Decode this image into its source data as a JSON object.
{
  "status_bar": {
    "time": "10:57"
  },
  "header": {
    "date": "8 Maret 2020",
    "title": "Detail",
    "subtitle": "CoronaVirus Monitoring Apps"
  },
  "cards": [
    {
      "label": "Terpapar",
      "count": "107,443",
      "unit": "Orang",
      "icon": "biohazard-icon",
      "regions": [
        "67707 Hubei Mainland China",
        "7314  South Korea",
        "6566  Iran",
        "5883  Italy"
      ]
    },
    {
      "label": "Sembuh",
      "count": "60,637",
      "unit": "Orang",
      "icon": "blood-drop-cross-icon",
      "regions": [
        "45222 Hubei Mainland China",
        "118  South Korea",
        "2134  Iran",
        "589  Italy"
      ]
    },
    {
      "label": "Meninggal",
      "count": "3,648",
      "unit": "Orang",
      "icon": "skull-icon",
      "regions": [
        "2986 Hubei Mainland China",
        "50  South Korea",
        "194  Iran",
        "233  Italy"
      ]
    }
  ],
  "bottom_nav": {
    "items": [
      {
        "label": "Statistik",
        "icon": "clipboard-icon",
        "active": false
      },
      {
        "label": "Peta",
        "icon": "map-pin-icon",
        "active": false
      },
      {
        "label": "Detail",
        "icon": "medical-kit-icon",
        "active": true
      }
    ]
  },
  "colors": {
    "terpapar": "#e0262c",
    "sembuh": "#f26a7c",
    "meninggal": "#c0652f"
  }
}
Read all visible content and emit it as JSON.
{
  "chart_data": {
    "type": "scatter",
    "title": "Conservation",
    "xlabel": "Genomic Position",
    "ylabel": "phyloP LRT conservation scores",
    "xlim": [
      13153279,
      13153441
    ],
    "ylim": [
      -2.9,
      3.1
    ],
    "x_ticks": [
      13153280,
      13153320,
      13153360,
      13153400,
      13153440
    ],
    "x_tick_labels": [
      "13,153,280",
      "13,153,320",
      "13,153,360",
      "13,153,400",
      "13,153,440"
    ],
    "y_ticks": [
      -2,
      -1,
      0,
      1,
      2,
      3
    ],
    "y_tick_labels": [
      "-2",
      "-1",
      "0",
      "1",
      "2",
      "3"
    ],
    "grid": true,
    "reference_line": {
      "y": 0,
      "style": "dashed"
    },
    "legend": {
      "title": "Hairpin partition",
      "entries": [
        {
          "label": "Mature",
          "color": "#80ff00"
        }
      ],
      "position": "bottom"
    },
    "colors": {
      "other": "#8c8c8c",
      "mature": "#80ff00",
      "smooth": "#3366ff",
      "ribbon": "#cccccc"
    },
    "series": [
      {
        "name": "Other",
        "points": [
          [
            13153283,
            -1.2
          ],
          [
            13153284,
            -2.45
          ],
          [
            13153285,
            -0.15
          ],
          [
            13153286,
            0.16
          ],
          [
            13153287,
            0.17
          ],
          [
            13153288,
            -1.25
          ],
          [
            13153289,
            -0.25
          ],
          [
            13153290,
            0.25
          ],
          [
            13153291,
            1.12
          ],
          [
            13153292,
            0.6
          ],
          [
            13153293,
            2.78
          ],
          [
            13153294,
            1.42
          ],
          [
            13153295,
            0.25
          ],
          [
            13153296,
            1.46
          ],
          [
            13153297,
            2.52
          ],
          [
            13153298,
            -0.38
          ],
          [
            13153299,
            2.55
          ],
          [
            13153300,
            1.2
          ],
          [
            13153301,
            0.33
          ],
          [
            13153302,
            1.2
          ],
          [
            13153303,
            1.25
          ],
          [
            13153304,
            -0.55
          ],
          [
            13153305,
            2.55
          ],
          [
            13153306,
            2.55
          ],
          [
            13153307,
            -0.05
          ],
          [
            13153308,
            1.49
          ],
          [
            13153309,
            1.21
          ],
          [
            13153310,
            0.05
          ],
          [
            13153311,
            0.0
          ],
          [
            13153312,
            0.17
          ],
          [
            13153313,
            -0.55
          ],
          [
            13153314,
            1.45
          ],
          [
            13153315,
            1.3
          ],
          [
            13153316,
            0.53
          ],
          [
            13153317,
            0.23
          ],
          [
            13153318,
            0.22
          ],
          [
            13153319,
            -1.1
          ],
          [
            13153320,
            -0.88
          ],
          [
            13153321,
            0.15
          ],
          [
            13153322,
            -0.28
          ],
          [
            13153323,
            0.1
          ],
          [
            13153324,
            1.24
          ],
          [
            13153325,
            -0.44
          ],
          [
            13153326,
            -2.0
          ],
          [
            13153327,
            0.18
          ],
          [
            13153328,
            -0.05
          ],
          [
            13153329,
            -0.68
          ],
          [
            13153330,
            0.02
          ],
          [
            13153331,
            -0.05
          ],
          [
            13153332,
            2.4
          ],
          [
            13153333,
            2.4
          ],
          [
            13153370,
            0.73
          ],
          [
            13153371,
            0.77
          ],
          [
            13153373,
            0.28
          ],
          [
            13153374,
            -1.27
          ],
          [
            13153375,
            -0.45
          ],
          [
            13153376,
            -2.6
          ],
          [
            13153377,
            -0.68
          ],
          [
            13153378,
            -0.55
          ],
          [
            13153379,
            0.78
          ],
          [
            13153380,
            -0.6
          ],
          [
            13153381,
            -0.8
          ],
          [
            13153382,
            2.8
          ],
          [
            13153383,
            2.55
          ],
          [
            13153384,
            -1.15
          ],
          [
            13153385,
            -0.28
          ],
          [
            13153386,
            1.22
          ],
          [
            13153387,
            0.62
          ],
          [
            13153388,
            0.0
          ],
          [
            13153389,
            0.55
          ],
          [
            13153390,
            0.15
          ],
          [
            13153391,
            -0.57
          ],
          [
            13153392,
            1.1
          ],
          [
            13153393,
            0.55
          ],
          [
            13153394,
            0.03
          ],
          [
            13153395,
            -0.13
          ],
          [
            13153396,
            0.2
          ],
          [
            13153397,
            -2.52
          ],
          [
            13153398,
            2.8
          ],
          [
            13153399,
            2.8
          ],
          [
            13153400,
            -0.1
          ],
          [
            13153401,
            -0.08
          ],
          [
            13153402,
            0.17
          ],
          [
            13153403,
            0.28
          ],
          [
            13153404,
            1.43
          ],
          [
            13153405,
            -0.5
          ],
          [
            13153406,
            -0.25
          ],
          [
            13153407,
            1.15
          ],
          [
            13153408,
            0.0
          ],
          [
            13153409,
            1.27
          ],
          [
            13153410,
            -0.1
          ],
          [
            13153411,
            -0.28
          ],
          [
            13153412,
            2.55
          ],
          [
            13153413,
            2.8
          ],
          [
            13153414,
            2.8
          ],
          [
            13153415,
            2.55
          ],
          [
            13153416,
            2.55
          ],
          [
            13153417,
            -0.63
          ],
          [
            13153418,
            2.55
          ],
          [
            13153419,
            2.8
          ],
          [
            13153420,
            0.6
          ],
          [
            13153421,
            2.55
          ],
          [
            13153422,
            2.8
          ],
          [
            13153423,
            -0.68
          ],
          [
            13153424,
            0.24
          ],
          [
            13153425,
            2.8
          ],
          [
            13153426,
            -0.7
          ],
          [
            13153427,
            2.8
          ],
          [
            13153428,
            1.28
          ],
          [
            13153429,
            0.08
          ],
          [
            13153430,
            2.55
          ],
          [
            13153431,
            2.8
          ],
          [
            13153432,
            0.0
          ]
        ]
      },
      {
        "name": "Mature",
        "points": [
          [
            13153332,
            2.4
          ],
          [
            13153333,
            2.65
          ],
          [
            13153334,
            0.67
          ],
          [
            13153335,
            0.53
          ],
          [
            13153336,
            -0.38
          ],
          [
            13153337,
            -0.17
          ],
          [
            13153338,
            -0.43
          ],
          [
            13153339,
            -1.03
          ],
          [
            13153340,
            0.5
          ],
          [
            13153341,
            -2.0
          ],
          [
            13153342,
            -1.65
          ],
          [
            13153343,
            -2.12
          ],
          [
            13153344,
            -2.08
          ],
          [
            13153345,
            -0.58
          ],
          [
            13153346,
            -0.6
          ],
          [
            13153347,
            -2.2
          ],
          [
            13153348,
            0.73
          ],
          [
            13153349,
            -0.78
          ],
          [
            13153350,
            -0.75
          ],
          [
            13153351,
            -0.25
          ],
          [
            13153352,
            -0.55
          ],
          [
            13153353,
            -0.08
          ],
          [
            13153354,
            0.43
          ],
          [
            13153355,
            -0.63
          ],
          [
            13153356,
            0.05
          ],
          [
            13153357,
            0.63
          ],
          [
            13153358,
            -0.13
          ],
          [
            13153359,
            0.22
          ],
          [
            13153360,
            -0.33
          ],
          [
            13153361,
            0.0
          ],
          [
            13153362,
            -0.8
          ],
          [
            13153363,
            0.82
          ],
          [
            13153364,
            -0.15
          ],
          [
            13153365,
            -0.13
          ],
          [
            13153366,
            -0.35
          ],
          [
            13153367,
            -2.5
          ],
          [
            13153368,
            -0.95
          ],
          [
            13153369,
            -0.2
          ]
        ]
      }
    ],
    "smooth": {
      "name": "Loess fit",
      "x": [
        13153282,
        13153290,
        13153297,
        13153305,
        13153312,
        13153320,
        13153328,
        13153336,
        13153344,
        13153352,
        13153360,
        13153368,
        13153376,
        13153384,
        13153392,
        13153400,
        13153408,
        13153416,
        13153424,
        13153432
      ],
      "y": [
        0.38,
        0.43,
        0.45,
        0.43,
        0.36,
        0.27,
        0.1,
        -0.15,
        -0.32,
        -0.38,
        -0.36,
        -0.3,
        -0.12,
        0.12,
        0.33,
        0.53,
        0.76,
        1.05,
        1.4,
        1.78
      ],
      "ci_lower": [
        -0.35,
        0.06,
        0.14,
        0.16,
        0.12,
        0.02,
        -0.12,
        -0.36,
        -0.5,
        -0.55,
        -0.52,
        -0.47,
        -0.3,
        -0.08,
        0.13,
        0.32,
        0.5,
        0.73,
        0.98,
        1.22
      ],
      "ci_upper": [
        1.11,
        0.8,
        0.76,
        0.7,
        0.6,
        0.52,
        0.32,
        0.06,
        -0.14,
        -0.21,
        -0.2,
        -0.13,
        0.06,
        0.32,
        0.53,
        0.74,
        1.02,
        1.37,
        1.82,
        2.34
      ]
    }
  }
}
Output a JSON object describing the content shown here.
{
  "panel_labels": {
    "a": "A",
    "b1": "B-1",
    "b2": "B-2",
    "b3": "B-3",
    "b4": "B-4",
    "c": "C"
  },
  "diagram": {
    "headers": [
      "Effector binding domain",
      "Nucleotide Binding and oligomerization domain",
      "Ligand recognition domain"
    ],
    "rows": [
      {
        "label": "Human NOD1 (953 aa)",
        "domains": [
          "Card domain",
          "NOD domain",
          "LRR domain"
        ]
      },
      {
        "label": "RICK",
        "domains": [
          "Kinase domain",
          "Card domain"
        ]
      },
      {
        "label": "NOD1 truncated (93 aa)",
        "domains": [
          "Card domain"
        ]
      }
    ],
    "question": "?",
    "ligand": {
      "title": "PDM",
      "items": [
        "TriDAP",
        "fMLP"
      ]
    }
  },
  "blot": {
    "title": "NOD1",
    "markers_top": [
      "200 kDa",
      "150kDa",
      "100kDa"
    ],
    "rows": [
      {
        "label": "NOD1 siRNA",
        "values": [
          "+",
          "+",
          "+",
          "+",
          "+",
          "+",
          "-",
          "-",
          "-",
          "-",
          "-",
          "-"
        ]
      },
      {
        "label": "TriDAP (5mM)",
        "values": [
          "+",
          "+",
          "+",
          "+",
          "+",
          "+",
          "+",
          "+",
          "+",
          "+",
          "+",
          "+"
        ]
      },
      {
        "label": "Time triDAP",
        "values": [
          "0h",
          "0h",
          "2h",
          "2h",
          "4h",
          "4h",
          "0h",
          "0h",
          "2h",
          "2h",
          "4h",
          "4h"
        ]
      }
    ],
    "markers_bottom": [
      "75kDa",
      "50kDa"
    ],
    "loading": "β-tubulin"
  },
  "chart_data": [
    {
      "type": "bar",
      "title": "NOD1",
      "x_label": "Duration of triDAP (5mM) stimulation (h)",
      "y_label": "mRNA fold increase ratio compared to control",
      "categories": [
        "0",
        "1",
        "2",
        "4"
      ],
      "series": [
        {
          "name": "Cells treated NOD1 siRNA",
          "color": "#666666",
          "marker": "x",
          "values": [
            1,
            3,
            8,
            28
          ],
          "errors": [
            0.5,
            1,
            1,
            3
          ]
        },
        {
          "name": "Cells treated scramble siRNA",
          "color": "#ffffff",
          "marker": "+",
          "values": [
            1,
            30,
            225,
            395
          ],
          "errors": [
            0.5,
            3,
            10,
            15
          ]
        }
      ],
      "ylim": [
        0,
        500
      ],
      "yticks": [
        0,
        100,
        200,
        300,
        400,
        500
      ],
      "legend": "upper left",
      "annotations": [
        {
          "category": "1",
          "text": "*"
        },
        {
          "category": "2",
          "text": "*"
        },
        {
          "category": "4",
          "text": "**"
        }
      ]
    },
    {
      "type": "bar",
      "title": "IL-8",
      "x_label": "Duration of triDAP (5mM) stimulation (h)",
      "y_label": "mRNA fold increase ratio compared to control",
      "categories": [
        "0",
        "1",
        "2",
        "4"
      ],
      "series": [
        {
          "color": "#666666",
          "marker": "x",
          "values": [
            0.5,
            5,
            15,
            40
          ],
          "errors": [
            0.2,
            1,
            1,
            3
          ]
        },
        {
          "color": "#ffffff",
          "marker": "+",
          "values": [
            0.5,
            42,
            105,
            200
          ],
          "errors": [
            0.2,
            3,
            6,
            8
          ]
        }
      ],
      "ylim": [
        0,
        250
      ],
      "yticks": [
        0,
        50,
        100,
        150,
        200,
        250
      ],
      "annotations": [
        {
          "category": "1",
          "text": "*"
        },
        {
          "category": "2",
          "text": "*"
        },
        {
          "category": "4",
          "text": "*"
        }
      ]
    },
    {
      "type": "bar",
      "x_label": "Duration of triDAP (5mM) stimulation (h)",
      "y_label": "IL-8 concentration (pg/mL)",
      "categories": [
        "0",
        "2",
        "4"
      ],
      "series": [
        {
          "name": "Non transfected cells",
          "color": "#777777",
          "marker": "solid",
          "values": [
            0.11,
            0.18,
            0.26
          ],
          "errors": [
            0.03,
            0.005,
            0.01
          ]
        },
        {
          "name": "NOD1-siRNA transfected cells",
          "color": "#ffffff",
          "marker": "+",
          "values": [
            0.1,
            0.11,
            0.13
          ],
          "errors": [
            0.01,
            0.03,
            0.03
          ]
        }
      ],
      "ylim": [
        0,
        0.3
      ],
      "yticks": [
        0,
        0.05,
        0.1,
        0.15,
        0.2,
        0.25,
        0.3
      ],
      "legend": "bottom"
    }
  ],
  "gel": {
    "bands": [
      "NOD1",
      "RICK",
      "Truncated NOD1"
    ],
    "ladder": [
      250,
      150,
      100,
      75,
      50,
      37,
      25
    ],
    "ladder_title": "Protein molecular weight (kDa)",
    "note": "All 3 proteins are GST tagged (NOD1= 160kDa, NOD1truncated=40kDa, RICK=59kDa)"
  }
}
:::
If a line in the material holds "RICK", copy it.

        "label": "RICK",
      "RICK",
    "note": "All 3 proteins are GST tagged (NOD1= 160kDa, NOD1truncated=40kDa, RICK=59kDa)"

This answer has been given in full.